[start]

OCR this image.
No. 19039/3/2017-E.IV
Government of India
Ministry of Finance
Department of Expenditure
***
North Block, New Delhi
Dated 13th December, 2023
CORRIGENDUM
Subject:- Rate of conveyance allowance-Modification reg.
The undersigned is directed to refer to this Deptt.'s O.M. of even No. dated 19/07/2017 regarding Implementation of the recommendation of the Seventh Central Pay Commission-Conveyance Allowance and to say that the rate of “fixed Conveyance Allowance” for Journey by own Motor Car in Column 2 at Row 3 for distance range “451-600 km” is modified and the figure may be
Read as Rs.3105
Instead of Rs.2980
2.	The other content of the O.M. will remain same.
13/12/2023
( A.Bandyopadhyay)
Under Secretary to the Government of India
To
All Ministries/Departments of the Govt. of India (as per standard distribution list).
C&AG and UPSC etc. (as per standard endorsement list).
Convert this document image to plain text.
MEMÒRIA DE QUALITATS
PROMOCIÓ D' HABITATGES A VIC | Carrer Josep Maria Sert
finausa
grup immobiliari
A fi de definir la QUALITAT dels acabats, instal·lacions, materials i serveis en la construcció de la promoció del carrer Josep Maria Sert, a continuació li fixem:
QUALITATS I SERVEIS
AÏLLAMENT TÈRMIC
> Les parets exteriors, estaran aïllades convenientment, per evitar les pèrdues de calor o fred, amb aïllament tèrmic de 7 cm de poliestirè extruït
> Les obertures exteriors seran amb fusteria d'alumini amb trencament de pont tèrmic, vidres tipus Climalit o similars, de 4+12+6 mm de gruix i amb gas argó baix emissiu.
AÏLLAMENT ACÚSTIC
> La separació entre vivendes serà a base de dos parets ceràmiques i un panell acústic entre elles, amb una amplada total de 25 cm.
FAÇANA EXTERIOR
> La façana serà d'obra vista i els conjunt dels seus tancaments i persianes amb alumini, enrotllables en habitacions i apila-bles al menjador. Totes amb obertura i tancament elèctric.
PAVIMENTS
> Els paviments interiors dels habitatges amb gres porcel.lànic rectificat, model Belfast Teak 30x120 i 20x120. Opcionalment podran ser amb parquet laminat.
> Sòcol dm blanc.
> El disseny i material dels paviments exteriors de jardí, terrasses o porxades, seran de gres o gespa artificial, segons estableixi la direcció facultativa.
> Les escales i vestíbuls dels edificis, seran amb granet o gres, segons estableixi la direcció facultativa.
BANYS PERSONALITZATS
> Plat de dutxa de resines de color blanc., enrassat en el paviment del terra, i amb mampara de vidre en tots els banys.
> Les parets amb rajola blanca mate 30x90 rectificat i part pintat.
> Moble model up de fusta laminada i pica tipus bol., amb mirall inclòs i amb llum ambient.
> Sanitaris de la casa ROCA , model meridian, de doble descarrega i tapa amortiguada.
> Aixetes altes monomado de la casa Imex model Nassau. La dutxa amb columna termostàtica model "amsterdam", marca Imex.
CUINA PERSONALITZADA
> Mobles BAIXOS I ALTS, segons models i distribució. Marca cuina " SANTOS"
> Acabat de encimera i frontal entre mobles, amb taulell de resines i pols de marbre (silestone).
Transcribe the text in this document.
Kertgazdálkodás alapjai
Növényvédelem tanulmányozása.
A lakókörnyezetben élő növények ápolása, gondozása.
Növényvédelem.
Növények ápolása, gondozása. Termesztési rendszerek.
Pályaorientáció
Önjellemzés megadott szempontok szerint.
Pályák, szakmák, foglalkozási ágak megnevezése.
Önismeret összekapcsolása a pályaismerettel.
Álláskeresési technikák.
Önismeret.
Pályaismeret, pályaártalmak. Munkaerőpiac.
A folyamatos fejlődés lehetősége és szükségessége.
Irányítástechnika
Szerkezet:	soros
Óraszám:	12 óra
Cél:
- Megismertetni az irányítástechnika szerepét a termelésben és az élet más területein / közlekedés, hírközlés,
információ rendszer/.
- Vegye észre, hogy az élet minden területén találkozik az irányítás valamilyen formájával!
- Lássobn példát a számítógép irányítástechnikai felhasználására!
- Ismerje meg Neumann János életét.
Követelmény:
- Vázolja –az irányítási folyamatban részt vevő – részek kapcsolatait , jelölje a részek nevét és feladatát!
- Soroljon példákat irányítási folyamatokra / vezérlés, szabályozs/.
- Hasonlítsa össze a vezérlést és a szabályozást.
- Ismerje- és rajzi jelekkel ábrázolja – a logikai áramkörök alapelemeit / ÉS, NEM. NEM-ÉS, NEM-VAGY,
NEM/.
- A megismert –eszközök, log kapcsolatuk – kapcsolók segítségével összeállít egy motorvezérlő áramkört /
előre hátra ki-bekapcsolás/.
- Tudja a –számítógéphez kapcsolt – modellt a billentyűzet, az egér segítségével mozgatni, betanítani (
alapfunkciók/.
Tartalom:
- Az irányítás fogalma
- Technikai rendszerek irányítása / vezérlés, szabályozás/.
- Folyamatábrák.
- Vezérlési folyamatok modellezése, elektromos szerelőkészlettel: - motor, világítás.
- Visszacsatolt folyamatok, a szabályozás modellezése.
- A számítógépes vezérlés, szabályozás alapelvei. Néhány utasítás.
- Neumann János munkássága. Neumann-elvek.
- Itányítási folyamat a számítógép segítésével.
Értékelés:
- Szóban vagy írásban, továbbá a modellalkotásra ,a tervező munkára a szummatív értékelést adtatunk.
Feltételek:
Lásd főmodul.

[end]

**Your instructions**:
Output each entry precisely as given.

**Completed task**:
OCR this image.
No. 19039/3/2017-E.IV
Government of India
Ministry of Finance
Department of Expenditure
***
North Block, New Delhi
Dated 13th December, 2023
CORRIGENDUM
Subject:- Rate of conveyance allowance-Modification reg.
The undersigned is directed to refer to this Deptt.'s O.M. of even No. dated 19/07/2017 regarding Implementation of the recommendation of the Seventh Central Pay Commission-Conveyance Allowance and to say that the rate of “fixed Conveyance Allowance” for Journey by own Motor Car in Column 2 at Row 3 for distance range “451-600 km” is modified and the figure may be
Read as Rs.3105
Instead of Rs.2980
2.	The other content of the O.M. will remain same.
13/12/2023
( A.Bandyopadhyay)
Under Secretary to the Government of India
To
All Ministries/Departments of the Govt. of India (as per standard distribution list).
C&AG and UPSC etc. (as per standard endorsement list).
Convert this document image to plain text.
MEMÒRIA DE QUALITATS
PROMOCIÓ D' HABITATGES A VIC | Carrer Josep Maria Sert
finausa
grup immobiliari
A fi de definir la QUALITAT dels acabats, instal·lacions, materials i serveis en la construcció de la promoció del carrer Josep Maria Sert, a continuació li fixem:
QUALITATS I SERVEIS
AÏLLAMENT TÈRMIC
> Les parets exteriors, estaran aïllades convenientment, per evitar les pèrdues de calor o fred, amb aïllament tèrmic de 7 cm de poliestirè extruït
> Les obertures exteriors seran amb fusteria d'alumini amb trencament de pont tèrmic, vidres tipus Climalit o similars, de 4+12+6 mm de gruix i amb gas argó baix emissiu.
AÏLLAMENT ACÚSTIC
> La separació entre vivendes serà a base de dos parets ceràmiques i un panell acústic entre elles, amb una amplada total de 25 cm.
FAÇANA EXTERIOR
> La façana serà d'obra vista i els conjunt dels seus tancaments i persianes amb alumini, enrotllables en habitacions i apila-bles al menjador. Totes amb obertura i tancament elèctric.
PAVIMENTS
> Els paviments interiors dels habitatges amb gres porcel.lànic rectificat, model Belfast Teak 30x120 i 20x120. Opcionalment podran ser amb parquet laminat.
> Sòcol dm blanc.
> El disseny i material dels paviments exteriors de jardí, terrasses o porxades, seran de gres o gespa artificial, segons estableixi la direcció facultativa.
> Les escales i vestíbuls dels edificis, seran amb granet o gres, segons estableixi la direcció facultativa.
BANYS PERSONALITZATS
> Plat de dutxa de resines de color blanc., enrassat en el paviment del terra, i amb mampara de vidre en tots els banys.
> Les parets amb rajola blanca mate 30x90 rectificat i part pintat.
> Moble model up de fusta laminada i pica tipus bol., amb mirall inclòs i amb llum ambient.
> Sanitaris de la casa ROCA , model meridian, de doble descarrega i tapa amortiguada.
> Aixetes altes monomado de la casa Imex model Nassau. La dutxa amb columna termostàtica model "amsterdam", marca Imex.
CUINA PERSONALITZADA
> Mobles BAIXOS I ALTS, segons models i distribució. Marca cuina " SANTOS"
> Acabat de encimera i frontal entre mobles, amb taulell de resines i pols de marbre (silestone).
Transcribe the text in this document.
Kertgazdálkodás alapjai
Növényvédelem tanulmányozása.
A lakókörnyezetben élő növények ápolása, gondozása.
Növényvédelem.
Növények ápolása, gondozása. Termesztési rendszerek.
Pályaorientáció
Önjellemzés megadott szempontok szerint.
Pályák, szakmák, foglalkozási ágak megnevezése.
Önismeret összekapcsolása a pályaismerettel.
Álláskeresési technikák.
Önismeret.
Pályaismeret, pályaártalmak. Munkaerőpiac.
A folyamatos fejlődés lehetősége és szükségessége.
Irányítástechnika
Szerkezet:	soros
Óraszám:	12 óra
Cél:
- Megismertetni az irányítástechnika szerepét a termelésben és az élet más területein / közlekedés, hírközlés,
információ rendszer/.
- Vegye észre, hogy az élet minden területén találkozik az irányítás valamilyen formájával!
- Lássobn példát a számítógép irányítástechnikai felhasználására!
- Ismerje meg Neumann János életét.
Követelmény:
- Vázolja –az irányítási folyamatban részt vevő – részek kapcsolatait , jelölje a részek nevét és feladatát!
- Soroljon példákat irányítási folyamatokra / vezérlés, szabályozs/.
- Hasonlítsa össze a vezérlést és a szabályozást.
- Ismerje- és rajzi jelekkel ábrázolja – a logikai áramkörök alapelemeit / ÉS, NEM. NEM-ÉS, NEM-VAGY,
NEM/.
- A megismert –eszközök, log kapcsolatuk – kapcsolók segítségével összeállít egy motorvezérlő áramkört /
előre hátra ki-bekapcsolás/.
- Tudja a –számítógéphez kapcsolt – modellt a billentyűzet, az egér segítségével mozgatni, betanítani (
alapfunkciók/.
Tartalom:
- Az irányítás fogalma
- Technikai rendszerek irányítása / vezérlés, szabályozás/.
- Folyamatábrák.
- Vezérlési folyamatok modellezése, elektromos szerelőkészlettel: - motor, világítás.
- Visszacsatolt folyamatok, a szabályozás modellezése.
- A számítógépes vezérlés, szabályozás alapelvei. Néhány utasítás.
- Neumann János munkássága. Neumann-elvek.
- Itányítási folyamat a számítógép segítésével.
Értékelés:
- Szóban vagy írásban, továbbá a modellalkotásra ,a tervező munkára a szummatív értékelést adtatunk.
Feltételek:
Lásd főmodul.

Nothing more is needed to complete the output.